• Raw data
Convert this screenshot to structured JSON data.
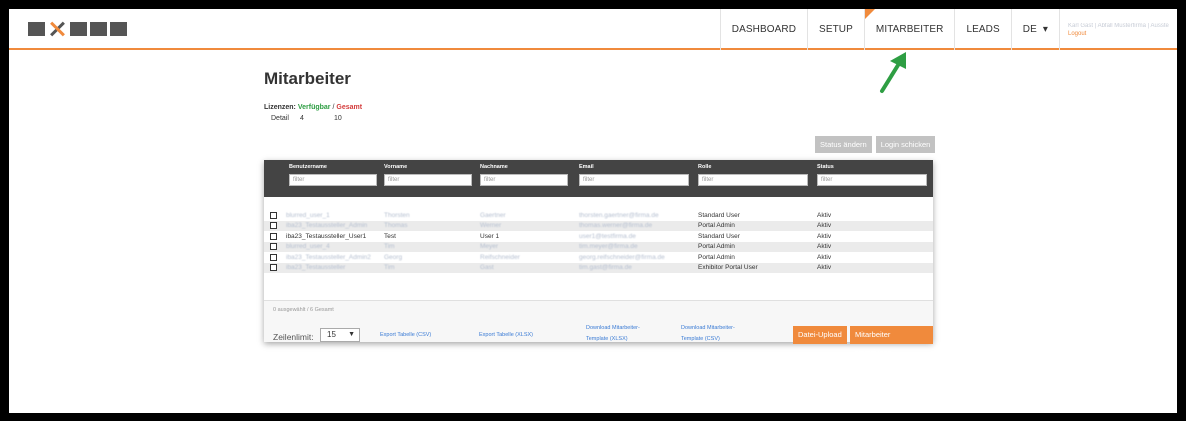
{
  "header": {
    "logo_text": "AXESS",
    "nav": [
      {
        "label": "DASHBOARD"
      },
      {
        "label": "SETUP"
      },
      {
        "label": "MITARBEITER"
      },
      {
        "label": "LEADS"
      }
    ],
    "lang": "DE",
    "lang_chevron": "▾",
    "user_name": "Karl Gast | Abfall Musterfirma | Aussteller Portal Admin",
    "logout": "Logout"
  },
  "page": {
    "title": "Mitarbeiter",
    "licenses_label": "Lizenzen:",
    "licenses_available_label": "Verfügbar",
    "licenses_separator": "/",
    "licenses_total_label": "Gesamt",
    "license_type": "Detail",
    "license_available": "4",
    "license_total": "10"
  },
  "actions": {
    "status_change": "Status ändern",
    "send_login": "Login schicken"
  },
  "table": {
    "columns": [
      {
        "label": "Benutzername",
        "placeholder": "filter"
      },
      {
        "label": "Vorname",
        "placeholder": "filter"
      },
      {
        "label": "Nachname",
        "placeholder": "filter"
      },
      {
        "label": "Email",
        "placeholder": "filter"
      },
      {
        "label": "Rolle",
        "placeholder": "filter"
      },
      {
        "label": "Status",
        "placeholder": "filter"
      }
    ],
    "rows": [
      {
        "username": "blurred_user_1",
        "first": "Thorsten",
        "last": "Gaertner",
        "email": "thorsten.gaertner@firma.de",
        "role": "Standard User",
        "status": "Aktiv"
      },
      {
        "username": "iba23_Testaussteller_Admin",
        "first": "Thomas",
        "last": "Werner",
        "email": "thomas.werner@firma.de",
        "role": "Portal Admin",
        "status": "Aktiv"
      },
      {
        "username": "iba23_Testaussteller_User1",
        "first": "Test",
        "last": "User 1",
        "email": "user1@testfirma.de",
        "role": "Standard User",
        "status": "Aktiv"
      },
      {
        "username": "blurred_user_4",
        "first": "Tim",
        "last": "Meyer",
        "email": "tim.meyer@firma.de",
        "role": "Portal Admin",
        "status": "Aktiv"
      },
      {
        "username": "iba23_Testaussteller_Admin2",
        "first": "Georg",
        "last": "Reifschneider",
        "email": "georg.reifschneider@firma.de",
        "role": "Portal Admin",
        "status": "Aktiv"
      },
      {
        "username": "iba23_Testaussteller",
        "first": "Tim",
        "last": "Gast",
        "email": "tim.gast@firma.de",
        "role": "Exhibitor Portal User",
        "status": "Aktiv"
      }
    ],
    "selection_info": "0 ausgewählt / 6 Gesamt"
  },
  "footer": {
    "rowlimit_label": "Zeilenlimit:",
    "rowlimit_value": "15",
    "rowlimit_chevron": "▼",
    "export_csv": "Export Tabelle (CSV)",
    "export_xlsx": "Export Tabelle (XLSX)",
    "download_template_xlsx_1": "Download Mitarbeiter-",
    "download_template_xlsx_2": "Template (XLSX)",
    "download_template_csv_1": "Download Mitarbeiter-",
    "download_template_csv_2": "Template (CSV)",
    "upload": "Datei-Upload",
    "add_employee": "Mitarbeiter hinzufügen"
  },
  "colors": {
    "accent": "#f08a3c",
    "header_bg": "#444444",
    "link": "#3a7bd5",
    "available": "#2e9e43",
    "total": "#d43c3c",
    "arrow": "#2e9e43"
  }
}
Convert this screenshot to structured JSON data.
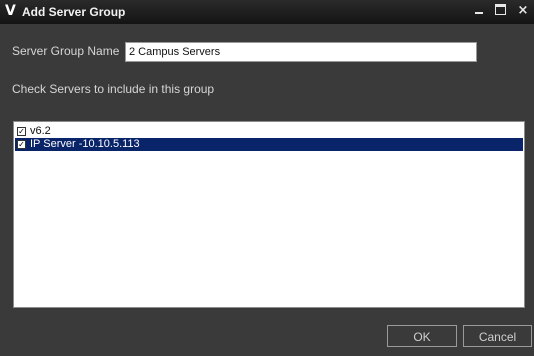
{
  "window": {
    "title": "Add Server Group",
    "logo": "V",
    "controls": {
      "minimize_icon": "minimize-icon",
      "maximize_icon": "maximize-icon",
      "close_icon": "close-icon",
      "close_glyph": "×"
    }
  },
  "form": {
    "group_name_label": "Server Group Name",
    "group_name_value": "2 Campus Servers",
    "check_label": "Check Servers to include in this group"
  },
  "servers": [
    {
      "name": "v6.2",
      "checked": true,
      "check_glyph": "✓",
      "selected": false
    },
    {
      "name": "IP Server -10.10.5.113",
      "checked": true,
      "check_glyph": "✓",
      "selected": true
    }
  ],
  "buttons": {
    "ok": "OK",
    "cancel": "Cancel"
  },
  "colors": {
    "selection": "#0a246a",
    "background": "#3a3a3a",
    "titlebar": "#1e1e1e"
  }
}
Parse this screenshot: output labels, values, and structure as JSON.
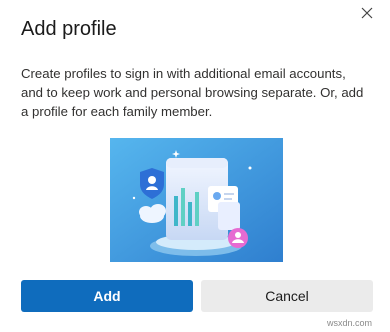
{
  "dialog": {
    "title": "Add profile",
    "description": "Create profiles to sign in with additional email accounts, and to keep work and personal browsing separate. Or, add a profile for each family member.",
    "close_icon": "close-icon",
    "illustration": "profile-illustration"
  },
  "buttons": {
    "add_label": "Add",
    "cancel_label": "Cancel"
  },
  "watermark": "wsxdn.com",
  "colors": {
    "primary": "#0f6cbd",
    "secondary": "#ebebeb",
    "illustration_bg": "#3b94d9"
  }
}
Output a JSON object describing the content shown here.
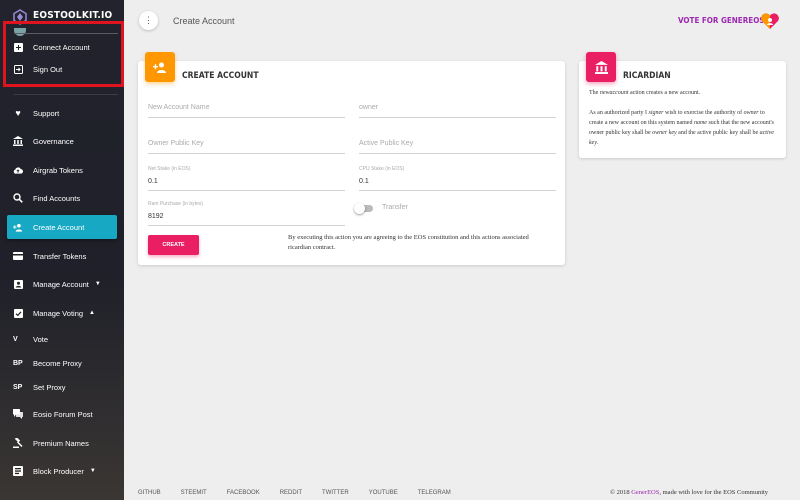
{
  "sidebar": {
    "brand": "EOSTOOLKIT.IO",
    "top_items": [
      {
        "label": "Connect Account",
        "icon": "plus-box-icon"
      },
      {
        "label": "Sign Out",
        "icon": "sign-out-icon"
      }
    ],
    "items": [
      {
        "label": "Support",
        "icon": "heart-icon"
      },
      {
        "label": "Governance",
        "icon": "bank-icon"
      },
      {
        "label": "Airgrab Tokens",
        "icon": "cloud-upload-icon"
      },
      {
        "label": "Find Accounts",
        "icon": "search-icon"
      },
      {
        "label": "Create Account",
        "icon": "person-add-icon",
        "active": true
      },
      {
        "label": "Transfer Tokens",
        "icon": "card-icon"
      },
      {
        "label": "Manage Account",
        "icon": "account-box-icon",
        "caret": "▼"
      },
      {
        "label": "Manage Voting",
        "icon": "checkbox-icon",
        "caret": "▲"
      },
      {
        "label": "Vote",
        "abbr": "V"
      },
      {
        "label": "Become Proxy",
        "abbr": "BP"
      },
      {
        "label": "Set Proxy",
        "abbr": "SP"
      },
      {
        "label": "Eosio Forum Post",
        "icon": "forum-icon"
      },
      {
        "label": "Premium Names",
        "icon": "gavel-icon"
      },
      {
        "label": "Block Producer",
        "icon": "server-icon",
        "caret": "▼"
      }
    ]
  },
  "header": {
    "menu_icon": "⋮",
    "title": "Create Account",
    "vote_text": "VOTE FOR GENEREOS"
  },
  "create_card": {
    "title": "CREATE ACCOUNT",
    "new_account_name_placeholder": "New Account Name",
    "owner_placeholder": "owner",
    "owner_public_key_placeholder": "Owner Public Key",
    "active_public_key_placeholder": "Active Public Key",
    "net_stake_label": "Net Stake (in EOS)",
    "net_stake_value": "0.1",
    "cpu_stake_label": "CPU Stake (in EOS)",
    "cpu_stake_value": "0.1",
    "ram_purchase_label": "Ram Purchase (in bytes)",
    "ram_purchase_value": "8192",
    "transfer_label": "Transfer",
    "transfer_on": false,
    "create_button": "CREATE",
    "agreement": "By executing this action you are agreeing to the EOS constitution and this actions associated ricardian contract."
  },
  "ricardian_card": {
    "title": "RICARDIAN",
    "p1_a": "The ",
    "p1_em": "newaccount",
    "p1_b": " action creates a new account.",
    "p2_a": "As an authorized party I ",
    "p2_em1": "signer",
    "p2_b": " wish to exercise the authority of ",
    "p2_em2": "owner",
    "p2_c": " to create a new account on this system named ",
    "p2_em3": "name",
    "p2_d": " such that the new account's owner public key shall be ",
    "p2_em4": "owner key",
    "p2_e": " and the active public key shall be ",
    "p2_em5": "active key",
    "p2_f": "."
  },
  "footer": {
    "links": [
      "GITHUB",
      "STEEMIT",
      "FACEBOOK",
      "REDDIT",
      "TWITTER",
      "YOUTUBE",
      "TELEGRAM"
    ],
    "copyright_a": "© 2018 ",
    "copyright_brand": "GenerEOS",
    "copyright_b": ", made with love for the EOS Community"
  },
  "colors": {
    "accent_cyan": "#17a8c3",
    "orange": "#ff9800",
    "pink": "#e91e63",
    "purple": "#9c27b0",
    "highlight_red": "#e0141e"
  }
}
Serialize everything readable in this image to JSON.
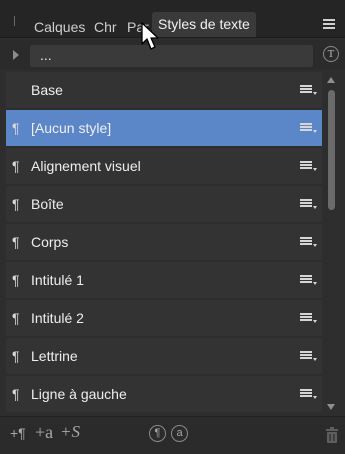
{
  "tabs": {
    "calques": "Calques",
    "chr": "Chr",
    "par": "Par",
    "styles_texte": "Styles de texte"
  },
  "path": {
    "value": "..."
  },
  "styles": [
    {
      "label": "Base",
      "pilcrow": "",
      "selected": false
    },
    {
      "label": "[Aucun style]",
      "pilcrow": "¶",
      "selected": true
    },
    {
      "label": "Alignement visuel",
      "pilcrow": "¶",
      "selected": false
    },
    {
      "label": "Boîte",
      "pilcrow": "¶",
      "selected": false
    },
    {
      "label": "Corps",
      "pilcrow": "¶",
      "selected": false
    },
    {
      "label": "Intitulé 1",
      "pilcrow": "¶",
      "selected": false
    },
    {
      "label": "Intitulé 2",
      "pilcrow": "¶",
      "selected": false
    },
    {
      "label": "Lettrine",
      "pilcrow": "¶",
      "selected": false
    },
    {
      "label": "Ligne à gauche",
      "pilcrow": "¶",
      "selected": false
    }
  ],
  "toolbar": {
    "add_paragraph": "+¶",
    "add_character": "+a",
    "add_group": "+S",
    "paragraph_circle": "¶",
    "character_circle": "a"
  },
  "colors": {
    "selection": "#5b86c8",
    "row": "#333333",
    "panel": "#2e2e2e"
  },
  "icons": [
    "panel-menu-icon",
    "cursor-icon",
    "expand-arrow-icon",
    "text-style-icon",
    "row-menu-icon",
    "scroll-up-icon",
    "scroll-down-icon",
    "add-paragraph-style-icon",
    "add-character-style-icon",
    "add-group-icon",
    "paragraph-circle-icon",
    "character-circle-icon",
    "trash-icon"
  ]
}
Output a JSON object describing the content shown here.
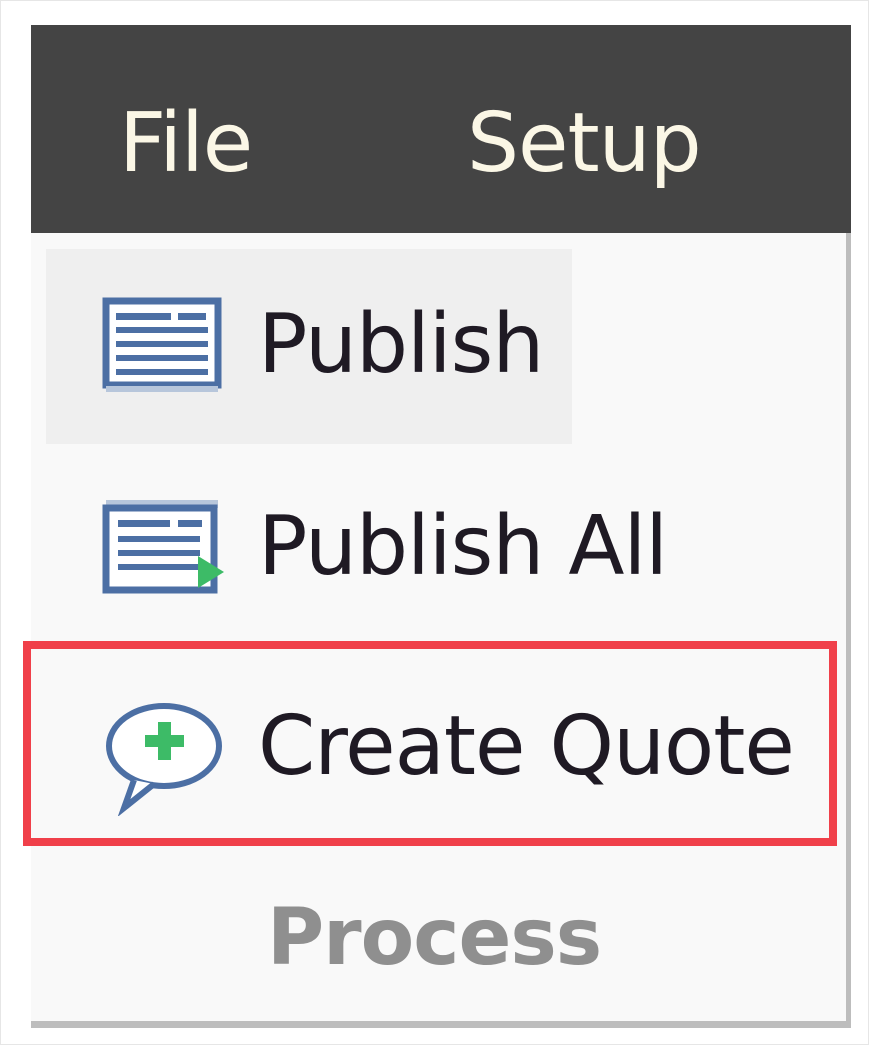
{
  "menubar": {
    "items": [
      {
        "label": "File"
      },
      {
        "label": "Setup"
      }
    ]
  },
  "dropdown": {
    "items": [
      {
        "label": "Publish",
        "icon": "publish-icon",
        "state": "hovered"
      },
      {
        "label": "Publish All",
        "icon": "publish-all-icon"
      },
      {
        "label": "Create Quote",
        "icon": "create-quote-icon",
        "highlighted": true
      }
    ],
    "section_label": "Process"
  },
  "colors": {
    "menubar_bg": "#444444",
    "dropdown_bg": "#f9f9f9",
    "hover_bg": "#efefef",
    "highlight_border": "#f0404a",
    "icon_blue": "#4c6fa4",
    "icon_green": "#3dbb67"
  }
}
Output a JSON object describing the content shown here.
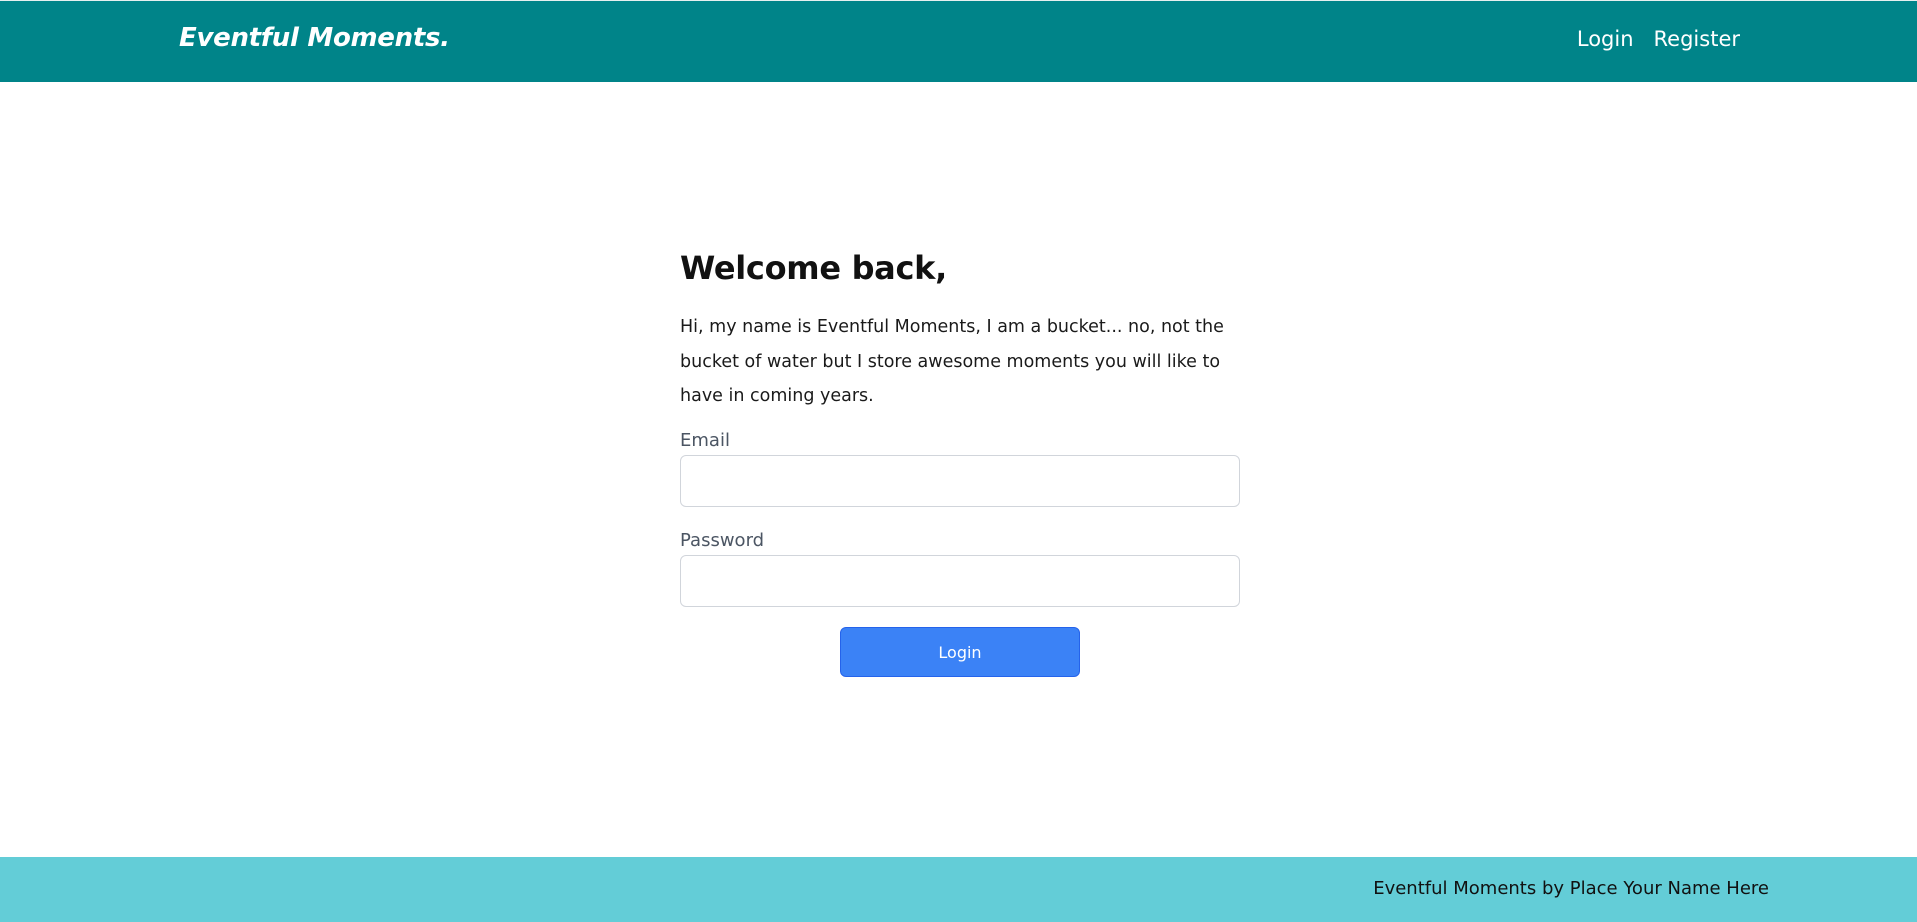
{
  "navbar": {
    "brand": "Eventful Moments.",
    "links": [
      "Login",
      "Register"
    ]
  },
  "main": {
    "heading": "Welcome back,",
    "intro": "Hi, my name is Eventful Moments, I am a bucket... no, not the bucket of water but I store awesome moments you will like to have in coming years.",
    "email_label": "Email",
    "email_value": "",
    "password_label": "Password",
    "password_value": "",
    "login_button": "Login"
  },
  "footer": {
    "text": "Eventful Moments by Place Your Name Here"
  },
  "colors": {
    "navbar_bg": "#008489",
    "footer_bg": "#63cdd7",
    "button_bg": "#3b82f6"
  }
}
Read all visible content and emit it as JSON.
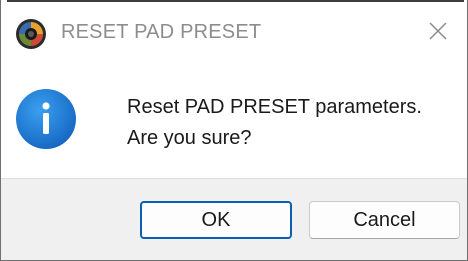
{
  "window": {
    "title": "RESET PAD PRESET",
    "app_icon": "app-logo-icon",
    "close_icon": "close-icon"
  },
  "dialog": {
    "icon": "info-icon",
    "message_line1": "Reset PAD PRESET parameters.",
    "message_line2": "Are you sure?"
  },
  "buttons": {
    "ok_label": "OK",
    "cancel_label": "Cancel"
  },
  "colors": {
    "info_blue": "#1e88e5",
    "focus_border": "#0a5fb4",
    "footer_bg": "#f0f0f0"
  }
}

• Aim
Locate each line containing the string "shall" and show it.

• Written solution
    "p2_d": " such that the new account's owner public key shall be ",
    "p2_e": " and the active public key shall be ",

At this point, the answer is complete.